**WORK INSTRUCTIONS:** Lift every line from the entries that includes the word "Kurti".

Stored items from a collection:
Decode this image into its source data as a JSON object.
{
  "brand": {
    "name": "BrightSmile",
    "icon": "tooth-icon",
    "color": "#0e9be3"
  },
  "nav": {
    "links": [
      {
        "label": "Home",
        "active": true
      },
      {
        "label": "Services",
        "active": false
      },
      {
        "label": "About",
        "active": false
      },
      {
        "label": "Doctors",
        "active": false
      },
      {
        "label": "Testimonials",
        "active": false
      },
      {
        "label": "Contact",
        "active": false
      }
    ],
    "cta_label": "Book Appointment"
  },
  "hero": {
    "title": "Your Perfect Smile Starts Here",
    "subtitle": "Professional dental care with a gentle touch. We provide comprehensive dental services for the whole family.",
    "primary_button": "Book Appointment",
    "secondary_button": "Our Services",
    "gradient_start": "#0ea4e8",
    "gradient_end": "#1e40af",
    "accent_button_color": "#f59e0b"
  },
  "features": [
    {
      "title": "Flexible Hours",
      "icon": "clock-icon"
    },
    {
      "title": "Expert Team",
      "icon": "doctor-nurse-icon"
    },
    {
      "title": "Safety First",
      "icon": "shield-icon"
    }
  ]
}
==
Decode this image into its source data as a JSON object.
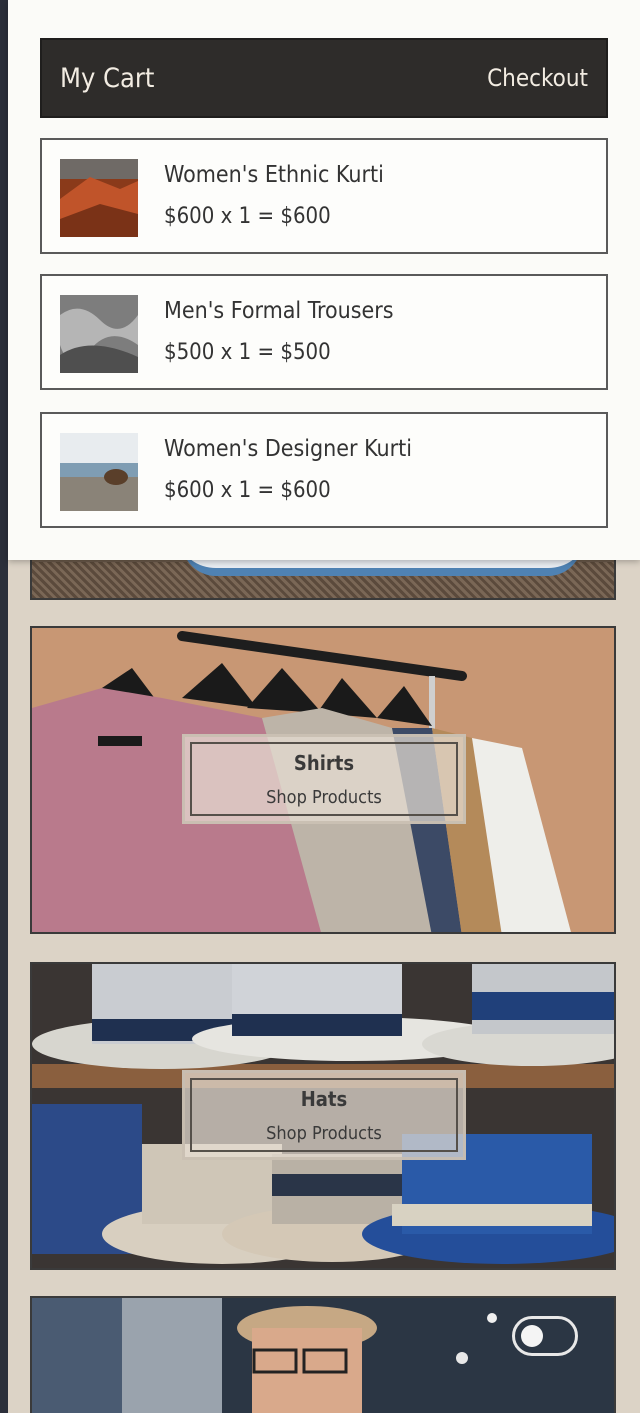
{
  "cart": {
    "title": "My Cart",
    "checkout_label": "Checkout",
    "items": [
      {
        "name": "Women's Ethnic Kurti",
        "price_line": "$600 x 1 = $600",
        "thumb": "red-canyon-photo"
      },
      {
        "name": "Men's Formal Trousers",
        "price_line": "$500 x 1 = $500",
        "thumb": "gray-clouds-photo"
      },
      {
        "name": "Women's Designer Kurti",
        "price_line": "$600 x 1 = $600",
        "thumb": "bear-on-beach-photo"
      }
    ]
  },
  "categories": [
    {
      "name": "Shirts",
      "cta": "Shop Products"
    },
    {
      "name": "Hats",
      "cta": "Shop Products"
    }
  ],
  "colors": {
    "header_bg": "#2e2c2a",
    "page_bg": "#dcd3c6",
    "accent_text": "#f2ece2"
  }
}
---
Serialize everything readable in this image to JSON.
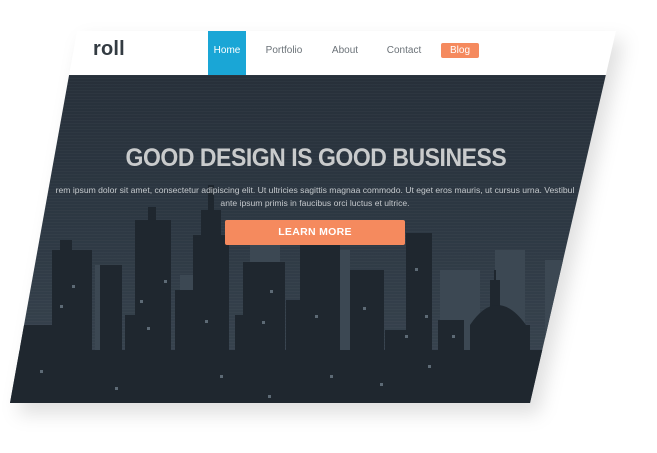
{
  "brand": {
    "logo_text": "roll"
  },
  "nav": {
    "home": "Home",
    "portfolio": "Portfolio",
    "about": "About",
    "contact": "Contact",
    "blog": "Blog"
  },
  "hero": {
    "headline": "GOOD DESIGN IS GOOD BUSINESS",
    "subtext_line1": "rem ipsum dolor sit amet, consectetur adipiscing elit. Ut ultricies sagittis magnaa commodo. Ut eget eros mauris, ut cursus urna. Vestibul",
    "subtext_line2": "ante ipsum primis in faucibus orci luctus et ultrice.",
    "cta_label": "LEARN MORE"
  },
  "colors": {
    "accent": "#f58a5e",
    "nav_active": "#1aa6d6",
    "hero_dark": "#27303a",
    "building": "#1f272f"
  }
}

**SOLUTION TO THIS EXERCISE:**
        "name": "Women's Ethnic Kurti",
        "name": "Women's Designer Kurti",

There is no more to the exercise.